§ What is being asked
List all lines of the data that include the string "JSON".

§ Data section
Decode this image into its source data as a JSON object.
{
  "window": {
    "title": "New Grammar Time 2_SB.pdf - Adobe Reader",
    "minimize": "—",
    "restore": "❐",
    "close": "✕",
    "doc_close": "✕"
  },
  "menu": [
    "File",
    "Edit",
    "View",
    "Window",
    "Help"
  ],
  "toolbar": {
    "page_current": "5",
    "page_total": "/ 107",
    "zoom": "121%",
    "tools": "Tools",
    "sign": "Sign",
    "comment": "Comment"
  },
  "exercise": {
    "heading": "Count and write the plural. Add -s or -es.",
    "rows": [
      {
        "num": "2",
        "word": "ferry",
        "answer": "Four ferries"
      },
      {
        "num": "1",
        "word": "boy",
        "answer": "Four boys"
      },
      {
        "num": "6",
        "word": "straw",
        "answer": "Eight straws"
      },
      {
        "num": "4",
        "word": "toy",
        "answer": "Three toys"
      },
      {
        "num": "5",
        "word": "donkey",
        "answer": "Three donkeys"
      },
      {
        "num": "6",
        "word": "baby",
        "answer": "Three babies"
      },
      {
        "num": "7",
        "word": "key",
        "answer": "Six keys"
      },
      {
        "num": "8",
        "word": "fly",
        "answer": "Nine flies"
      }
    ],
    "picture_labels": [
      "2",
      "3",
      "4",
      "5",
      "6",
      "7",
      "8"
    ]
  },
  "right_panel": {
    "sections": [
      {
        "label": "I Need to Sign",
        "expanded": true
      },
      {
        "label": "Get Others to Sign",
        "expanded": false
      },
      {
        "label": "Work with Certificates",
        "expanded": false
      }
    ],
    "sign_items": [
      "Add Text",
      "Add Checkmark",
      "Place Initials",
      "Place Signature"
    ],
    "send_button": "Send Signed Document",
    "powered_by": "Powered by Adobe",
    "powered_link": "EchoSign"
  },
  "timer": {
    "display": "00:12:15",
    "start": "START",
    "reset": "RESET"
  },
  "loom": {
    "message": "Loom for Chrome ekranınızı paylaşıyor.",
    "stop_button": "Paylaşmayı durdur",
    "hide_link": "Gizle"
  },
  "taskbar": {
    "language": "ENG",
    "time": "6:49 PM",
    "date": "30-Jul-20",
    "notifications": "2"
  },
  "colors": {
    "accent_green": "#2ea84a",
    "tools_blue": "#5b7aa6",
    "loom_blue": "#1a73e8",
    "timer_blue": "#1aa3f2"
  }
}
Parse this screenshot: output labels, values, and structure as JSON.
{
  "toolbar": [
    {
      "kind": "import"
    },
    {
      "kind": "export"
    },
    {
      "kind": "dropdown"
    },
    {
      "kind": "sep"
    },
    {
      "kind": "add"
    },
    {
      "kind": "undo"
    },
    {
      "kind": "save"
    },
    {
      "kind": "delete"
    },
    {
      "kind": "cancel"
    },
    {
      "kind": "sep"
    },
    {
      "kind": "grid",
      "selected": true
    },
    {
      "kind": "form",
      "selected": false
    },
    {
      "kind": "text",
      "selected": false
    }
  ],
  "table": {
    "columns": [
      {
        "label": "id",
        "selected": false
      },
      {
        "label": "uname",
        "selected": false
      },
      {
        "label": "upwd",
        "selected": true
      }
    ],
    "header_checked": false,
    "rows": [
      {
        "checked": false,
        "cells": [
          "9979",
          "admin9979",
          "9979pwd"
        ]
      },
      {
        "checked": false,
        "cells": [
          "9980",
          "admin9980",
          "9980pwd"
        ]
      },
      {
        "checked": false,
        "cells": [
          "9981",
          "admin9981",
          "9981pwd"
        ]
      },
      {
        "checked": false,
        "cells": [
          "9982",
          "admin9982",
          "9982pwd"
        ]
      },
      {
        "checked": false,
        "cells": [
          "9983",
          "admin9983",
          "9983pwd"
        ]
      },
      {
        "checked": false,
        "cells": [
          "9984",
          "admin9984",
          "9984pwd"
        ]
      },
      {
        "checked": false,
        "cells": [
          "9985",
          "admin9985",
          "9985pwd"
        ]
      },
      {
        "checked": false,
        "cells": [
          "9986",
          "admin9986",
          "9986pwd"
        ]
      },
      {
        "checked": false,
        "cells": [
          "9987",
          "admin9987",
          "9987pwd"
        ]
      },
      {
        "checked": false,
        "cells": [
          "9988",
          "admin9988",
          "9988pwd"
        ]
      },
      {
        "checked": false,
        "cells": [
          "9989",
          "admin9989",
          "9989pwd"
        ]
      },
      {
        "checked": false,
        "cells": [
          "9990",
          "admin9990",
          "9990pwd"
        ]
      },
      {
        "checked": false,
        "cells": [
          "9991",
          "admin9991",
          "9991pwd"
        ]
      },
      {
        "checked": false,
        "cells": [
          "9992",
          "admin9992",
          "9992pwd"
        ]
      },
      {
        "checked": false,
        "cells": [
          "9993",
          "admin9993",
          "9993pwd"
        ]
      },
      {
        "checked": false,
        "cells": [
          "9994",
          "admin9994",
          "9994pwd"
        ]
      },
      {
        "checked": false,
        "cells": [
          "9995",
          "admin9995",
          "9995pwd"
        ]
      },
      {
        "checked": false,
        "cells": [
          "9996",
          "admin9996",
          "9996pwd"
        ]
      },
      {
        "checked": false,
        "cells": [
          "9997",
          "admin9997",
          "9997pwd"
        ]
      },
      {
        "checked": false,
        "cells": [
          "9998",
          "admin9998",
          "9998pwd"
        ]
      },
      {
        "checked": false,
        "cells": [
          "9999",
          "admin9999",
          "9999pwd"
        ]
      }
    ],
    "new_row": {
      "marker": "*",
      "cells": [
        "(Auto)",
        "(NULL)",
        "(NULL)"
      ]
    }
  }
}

§ Problem solution
Decode this image into its source data as a JSON object.
Parse this screenshot: output labels, values, and structure as JSON.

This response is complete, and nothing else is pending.